--- start ---
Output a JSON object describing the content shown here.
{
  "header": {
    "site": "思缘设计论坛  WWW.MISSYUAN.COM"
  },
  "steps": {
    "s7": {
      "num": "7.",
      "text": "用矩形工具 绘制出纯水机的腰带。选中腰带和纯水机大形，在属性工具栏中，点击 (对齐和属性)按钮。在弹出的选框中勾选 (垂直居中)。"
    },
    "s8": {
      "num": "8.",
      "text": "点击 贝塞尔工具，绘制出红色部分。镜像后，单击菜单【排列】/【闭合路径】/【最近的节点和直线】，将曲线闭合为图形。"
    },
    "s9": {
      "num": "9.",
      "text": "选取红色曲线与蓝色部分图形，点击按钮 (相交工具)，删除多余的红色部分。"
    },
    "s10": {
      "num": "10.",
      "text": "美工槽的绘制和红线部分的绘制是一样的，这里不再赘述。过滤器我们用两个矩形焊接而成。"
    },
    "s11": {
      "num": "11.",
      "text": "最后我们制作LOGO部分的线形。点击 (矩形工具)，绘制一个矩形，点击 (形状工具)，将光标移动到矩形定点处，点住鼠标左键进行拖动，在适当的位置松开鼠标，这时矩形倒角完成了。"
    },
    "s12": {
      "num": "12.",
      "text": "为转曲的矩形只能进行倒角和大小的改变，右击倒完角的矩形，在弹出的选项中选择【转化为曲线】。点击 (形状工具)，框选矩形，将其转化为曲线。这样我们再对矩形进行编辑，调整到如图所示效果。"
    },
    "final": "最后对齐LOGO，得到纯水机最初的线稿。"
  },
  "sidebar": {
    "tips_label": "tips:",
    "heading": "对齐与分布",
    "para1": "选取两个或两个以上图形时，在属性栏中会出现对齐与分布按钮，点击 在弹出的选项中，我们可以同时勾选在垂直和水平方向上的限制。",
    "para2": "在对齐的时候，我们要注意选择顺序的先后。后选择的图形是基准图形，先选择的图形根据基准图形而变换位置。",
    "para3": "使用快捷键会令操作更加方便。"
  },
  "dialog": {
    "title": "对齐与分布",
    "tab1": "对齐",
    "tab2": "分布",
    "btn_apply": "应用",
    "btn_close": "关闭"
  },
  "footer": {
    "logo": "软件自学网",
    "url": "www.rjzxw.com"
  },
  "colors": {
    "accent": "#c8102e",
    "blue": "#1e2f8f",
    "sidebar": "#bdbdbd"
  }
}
--- end ---
* Exercise prompt:
Set down all of the data above, word for word.

* Output of the exercise:
Output a JSON object describing the content shown here.
{
  "header": {
    "site": "思缘设计论坛  WWW.MISSYUAN.COM"
  },
  "steps": {
    "s7": {
      "num": "7.",
      "text": "用矩形工具 绘制出纯水机的腰带。选中腰带和纯水机大形，在属性工具栏中，点击 (对齐和属性)按钮。在弹出的选框中勾选 (垂直居中)。"
    },
    "s8": {
      "num": "8.",
      "text": "点击 贝塞尔工具，绘制出红色部分。镜像后，单击菜单【排列】/【闭合路径】/【最近的节点和直线】，将曲线闭合为图形。"
    },
    "s9": {
      "num": "9.",
      "text": "选取红色曲线与蓝色部分图形，点击按钮 (相交工具)，删除多余的红色部分。"
    },
    "s10": {
      "num": "10.",
      "text": "美工槽的绘制和红线部分的绘制是一样的，这里不再赘述。过滤器我们用两个矩形焊接而成。"
    },
    "s11": {
      "num": "11.",
      "text": "最后我们制作LOGO部分的线形。点击 (矩形工具)，绘制一个矩形，点击 (形状工具)，将光标移动到矩形定点处，点住鼠标左键进行拖动，在适当的位置松开鼠标，这时矩形倒角完成了。"
    },
    "s12": {
      "num": "12.",
      "text": "为转曲的矩形只能进行倒角和大小的改变，右击倒完角的矩形，在弹出的选项中选择【转化为曲线】。点击 (形状工具)，框选矩形，将其转化为曲线。这样我们再对矩形进行编辑，调整到如图所示效果。"
    },
    "final": "最后对齐LOGO，得到纯水机最初的线稿。"
  },
  "sidebar": {
    "tips_label": "tips:",
    "heading": "对齐与分布",
    "para1": "选取两个或两个以上图形时，在属性栏中会出现对齐与分布按钮，点击 在弹出的选项中，我们可以同时勾选在垂直和水平方向上的限制。",
    "para2": "在对齐的时候，我们要注意选择顺序的先后。后选择的图形是基准图形，先选择的图形根据基准图形而变换位置。",
    "para3": "使用快捷键会令操作更加方便。"
  },
  "dialog": {
    "title": "对齐与分布",
    "tab1": "对齐",
    "tab2": "分布",
    "btn_apply": "应用",
    "btn_close": "关闭"
  },
  "footer": {
    "logo": "软件自学网",
    "url": "www.rjzxw.com"
  },
  "colors": {
    "accent": "#c8102e",
    "blue": "#1e2f8f",
    "sidebar": "#bdbdbd"
  }
}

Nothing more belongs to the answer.